Lay out everything in the material from the line containing "Patent image size: (1320, 752)." down to the line containing "The source 134 is at (170, 230)." as a Markdown table with the columns Row and Line, numbering each row and leaving out blank lines.

-- begin SUPPLIED MATERIAL --

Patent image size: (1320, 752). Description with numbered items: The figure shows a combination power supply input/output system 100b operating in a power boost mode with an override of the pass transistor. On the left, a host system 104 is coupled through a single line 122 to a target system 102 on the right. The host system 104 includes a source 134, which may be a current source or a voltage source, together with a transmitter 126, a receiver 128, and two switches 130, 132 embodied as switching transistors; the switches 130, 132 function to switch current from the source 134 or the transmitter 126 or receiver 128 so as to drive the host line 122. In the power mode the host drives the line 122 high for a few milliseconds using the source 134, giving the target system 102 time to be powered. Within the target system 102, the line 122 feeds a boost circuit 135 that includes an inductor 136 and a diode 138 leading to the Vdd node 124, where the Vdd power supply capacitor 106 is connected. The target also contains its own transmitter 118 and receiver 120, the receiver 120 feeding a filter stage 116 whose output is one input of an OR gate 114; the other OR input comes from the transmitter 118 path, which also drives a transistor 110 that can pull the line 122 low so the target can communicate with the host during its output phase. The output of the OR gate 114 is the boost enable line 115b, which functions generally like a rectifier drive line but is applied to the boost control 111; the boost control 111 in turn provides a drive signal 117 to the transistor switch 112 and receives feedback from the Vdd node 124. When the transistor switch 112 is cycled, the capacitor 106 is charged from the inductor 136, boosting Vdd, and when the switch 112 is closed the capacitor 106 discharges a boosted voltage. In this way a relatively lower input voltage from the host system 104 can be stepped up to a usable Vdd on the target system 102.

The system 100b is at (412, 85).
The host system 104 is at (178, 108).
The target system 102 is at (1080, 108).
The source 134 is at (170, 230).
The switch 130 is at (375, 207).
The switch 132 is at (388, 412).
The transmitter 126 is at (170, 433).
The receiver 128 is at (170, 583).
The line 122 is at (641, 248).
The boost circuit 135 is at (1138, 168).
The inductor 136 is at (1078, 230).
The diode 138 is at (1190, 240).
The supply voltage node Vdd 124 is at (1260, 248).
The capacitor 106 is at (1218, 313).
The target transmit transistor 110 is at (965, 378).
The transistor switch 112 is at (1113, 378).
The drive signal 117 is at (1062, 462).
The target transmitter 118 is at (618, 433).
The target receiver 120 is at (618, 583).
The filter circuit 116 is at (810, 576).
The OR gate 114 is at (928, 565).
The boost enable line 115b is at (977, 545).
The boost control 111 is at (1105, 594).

-- end SUPPLIED MATERIAL --
-- begin SUPPLIED MATERIAL --

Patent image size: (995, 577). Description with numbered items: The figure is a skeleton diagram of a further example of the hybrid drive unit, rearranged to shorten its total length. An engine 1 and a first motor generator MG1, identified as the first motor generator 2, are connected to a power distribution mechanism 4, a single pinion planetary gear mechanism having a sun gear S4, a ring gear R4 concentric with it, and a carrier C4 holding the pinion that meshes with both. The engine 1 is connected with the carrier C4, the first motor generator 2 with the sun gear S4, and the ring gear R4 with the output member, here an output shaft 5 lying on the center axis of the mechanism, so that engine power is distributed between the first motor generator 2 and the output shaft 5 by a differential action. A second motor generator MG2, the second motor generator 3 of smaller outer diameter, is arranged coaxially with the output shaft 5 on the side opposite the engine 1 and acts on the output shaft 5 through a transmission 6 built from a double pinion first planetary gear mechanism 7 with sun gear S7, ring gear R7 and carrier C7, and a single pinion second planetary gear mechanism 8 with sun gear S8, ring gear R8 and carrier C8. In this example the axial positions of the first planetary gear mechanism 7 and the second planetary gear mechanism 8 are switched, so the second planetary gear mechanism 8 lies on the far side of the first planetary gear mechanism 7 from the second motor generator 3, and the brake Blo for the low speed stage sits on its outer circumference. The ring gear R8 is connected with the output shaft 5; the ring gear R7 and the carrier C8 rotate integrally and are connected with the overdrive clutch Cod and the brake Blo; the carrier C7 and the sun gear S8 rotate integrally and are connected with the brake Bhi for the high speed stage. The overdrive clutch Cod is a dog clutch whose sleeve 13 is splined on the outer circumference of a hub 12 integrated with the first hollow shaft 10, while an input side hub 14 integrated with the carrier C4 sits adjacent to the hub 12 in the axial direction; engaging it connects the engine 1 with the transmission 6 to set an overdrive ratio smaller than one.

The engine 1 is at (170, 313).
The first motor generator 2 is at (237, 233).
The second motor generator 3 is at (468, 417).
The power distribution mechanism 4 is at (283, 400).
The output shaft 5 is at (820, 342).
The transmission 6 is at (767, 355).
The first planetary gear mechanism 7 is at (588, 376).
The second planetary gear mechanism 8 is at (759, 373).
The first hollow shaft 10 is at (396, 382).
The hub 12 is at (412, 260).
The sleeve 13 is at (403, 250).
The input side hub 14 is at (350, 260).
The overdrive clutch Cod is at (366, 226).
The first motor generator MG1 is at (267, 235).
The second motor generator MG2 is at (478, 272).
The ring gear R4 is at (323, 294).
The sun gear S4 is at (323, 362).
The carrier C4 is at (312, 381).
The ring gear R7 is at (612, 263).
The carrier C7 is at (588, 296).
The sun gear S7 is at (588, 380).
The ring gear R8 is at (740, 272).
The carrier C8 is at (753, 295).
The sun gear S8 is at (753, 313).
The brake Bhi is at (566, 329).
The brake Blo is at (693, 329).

-- end SUPPLIED MATERIAL --

▸ **REPLY**
| Row | Line |
|---|---|
| 1 | Patent image size: (1320, 752). Description with numbered items: The figure shows a combination power supply input/output system 100b operating in a power boost mode with an override of the pass transistor. On the left, a host system 104 is coupled through a single line 122 to a target system 102 on the right. The host system 104 includes a source 134, which may be a current source or a voltage source, together with a transmitter 126, a receiver 128, and two switches 130, 132 embodied as switching transistors; the switches 130, 132 function to switch current from the source 134 or the transmitter 126 or receiver 128 so as to drive the host line 122. In the power mode the host drives the line 122 high for a few milliseconds using the source 134, giving the target system 102 time to be powered. Within the target system 102, the line 122 feeds a boost circuit 135 that includes an inductor 136 and a diode 138 leading to the Vdd node 124, where the Vdd power supply capacitor 106 is connected. The target also contains its own transmitter 118 and receiver 120, the receiver 120 feeding a filter stage 116 whose output is one input of an OR gate 114; the other OR input comes from the transmitter 118 path, which also drives a transistor 110 that can pull the line 122 low so the target can communicate with the host during its output phase. The output of the OR gate 114 is the boost enable line 115b, which functions generally like a rectifier drive line but is applied to the boost control 111; the boost control 111 in turn provides a drive signal 117 to the transistor switch 112 and receives feedback from the Vdd node 124. When the transistor switch 112 is cycled, the capacitor 106 is charged from the inductor 136, boosting Vdd, and when the switch 112 is closed the capacitor 106 discharges a boosted voltage. In this way a relatively lower input voltage from the host system 104 can be stepped up to a usable Vdd on the target system 102. |
| 2 | The system 100b is at (412, 85). |
| 3 | The host system 104 is at (178, 108). |
| 4 | The target system 102 is at (1080, 108). |
| 5 | The source 134 is at (170, 230). |